Image element box records:
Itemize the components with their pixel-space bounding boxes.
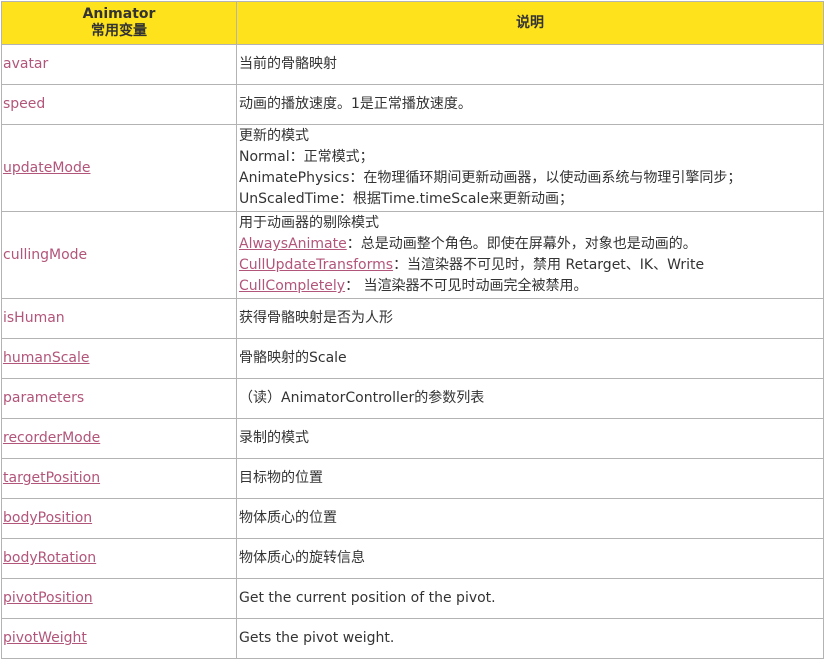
variable-description: 录制的模式 — [236, 418, 824, 459]
variable-name-link[interactable]: humanScale — [3, 350, 90, 366]
variable-name: isHuman — [1, 298, 237, 339]
header-description: 说明 — [236, 1, 824, 45]
table-row: humanScale 骨骼映射的Scale — [1, 338, 824, 379]
variable-description: 当前的骨骼映射 — [236, 44, 824, 85]
variable-description: 物体质心的位置 — [236, 498, 824, 539]
variable-description: 用于动画器的剔除模式 AlwaysAnimate：总是动画整个角色。即使在屏幕外… — [236, 211, 824, 299]
table-row: recorderMode 录制的模式 — [1, 418, 824, 459]
variable-name-link[interactable]: pivotPosition — [3, 590, 93, 606]
always-animate-text: ：总是动画整个角色。即使在屏幕外，对象也是动画的。 — [346, 236, 697, 252]
table-row: cullingMode 用于动画器的剔除模式 AlwaysAnimate：总是动… — [1, 211, 824, 299]
variable-name: updateMode — [1, 124, 237, 212]
variable-name: parameters — [1, 378, 237, 419]
variable-name-link[interactable]: updateMode — [3, 160, 90, 176]
variable-description: 目标物的位置 — [236, 458, 824, 499]
variable-name-link[interactable]: pivotWeight — [3, 630, 87, 646]
table-row: bodyRotation 物体质心的旋转信息 — [1, 538, 824, 579]
table-row: isHuman 获得骨骼映射是否为人形 — [1, 298, 824, 339]
table-row: pivotWeight Gets the pivot weight. — [1, 618, 824, 659]
variable-name: avatar — [1, 44, 237, 85]
description-line: UnScaledTime：根据Time.timeScale来更新动画； — [239, 191, 573, 207]
variable-name-text: speed — [3, 96, 46, 112]
variable-name: recorderMode — [1, 418, 237, 459]
variable-name-text: cullingMode — [3, 246, 88, 263]
description-line: AnimatePhysics：在物理循环期间更新动画器，以使动画系统与物理引擎同… — [239, 170, 742, 186]
variable-description: 更新的模式 Normal：正常模式； AnimatePhysics：在物理循环期… — [236, 124, 824, 212]
cull-completely-text: ： 当渲染器不可见时动画完全被禁用。 — [345, 278, 588, 294]
header-variable-line2: 常用变量 — [91, 23, 147, 39]
cull-update-transforms-text: ：当渲染器不可见时，禁用 Retarget、IK、Write — [393, 257, 705, 273]
variable-description: 物体质心的旋转信息 — [236, 538, 824, 579]
table-row: targetPosition 目标物的位置 — [1, 458, 824, 499]
variable-name: cullingMode — [1, 211, 237, 299]
variable-description: Get the current position of the pivot. — [236, 578, 824, 619]
description-line: Normal：正常模式； — [239, 149, 374, 165]
variable-name: pivotWeight — [1, 618, 237, 659]
table-header-row: Animator 常用变量 说明 — [1, 1, 824, 45]
table-row: updateMode 更新的模式 Normal：正常模式； AnimatePhy… — [1, 124, 824, 212]
variable-name: bodyPosition — [1, 498, 237, 539]
header-variable-line1: Animator — [82, 6, 156, 22]
variable-name-link[interactable]: recorderMode — [3, 430, 100, 446]
description-line: AlwaysAnimate：总是动画整个角色。即使在屏幕外，对象也是动画的。 — [239, 234, 823, 255]
table-row: pivotPosition Get the current position o… — [1, 578, 824, 619]
variable-description: 骨骼映射的Scale — [236, 338, 824, 379]
variable-name: speed — [1, 84, 237, 125]
variable-name: targetPosition — [1, 458, 237, 499]
variable-description: （读）AnimatorController的参数列表 — [236, 378, 824, 419]
description-line: CullCompletely： 当渲染器不可见时动画完全被禁用。 — [239, 276, 823, 297]
variable-name: bodyRotation — [1, 538, 237, 579]
table-row: parameters （读）AnimatorController的参数列表 — [1, 378, 824, 419]
variable-name: pivotPosition — [1, 578, 237, 619]
description-line: 更新的模式 — [239, 128, 309, 144]
header-variable: Animator 常用变量 — [1, 1, 237, 45]
cull-update-transforms-link[interactable]: CullUpdateTransforms — [239, 257, 393, 273]
variable-description: 获得骨骼映射是否为人形 — [236, 298, 824, 339]
variable-description: Gets the pivot weight. — [236, 618, 824, 659]
description-line: CullUpdateTransforms：当渲染器不可见时，禁用 Retarge… — [239, 255, 823, 276]
table-row: bodyPosition 物体质心的位置 — [1, 498, 824, 539]
animator-variables-table: Animator 常用变量 说明 avatar 当前的骨骼映射 speed 动画… — [1, 1, 824, 659]
table-row: speed 动画的播放速度。1是正常播放速度。 — [1, 84, 824, 125]
cull-completely-link[interactable]: CullCompletely — [239, 278, 345, 294]
always-animate-link[interactable]: AlwaysAnimate — [239, 236, 347, 252]
variable-name-link[interactable]: bodyRotation — [3, 550, 96, 566]
variable-name-text: parameters — [3, 390, 85, 406]
variable-name-text: avatar — [3, 56, 49, 72]
variable-name-link[interactable]: bodyPosition — [3, 510, 92, 526]
variable-description: 动画的播放速度。1是正常播放速度。 — [236, 84, 824, 125]
variable-name-text: isHuman — [3, 310, 65, 326]
variable-name: humanScale — [1, 338, 237, 379]
table-row: avatar 当前的骨骼映射 — [1, 44, 824, 85]
description-line: 用于动画器的剔除模式 — [239, 215, 379, 231]
variable-name-link[interactable]: targetPosition — [3, 470, 100, 486]
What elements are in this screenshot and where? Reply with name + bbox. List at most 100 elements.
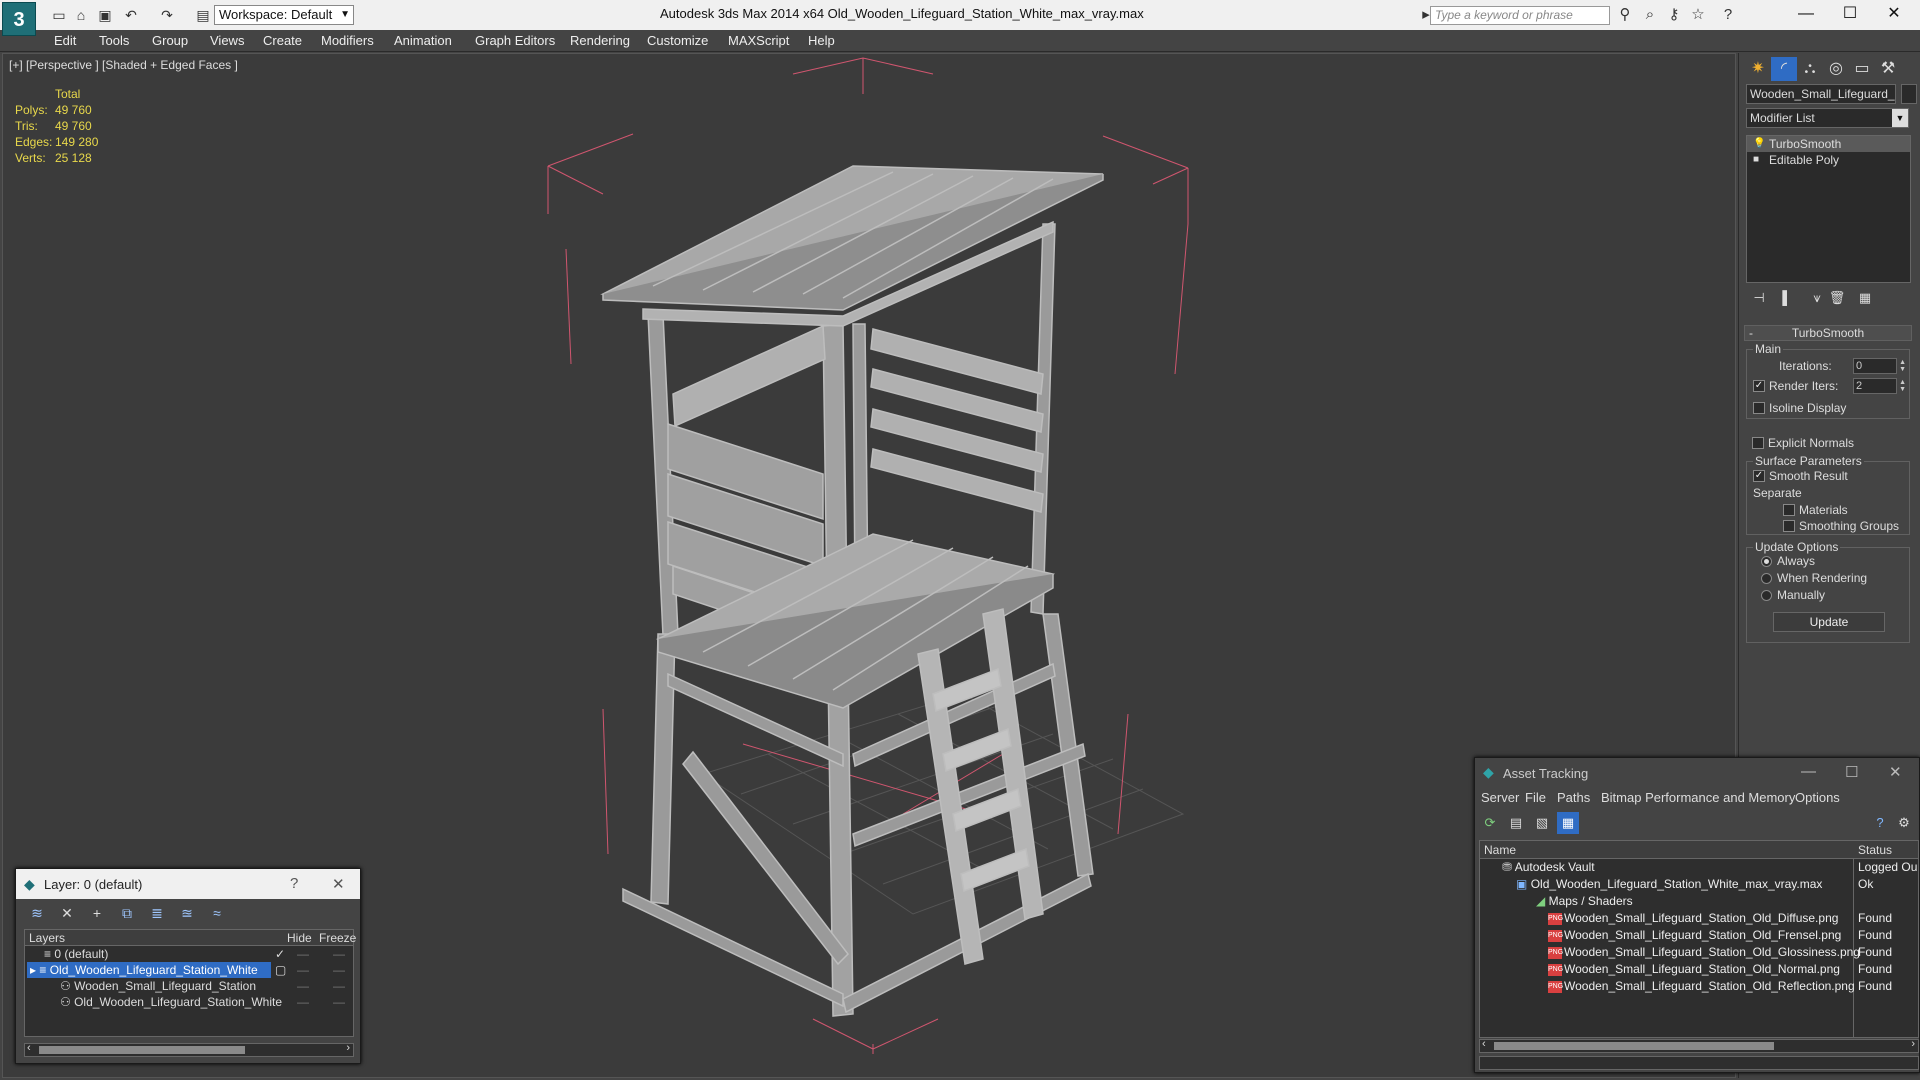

## [Instructions for the task]
Recast the material from the line with "variable-description: 录制的模式 —" to the line with "variable-name-link[interactable]: updateMode —", both included, as a Markdown table with the columns Row and Line, numbering each row and omitting blank lines.

## [The output]
| Row | Line |
|---|---|
| 1 | variable-description: 录制的模式 — [236, 418, 824, 459] |
| 2 | variable-name-link[interactable]: humanScale — [3, 350, 90, 366] |
| 3 | variable-name: isHuman — [1, 298, 237, 339] |
| 4 | header-description: 说明 — [236, 1, 824, 45] |
| 5 | table-row: humanScale 骨骼映射的Scale — [1, 338, 824, 379] |
| 6 | variable-description: 当前的骨骼映射 — [236, 44, 824, 85] |
| 7 | variable-description: 物体质心的位置 — [236, 498, 824, 539] |
| 8 | variable-description: 用于动画器的剔除模式 AlwaysAnimate：总是动画整个角色。即使在屏幕外… — [236, 211, 824, 299] |
| 9 | table-row: recorderMode 录制的模式 — [1, 418, 824, 459] |
| 10 | variable-name-link[interactable]: pivotPosition — [3, 590, 93, 606] |
| 11 | always-animate-text: ：总是动画整个角色。即使在屏幕外，对象也是动画的。 — [346, 236, 697, 252] |
| 12 | table-row: cullingMode 用于动画器的剔除模式 AlwaysAnimate：总是动… — [1, 211, 824, 299] |
| 13 | variable-name: updateMode — [1, 124, 237, 212] |
| 14 | variable-name: parameters — [1, 378, 237, 419] |
| 15 | variable-name-link[interactable]: updateMode — [3, 160, 90, 176] |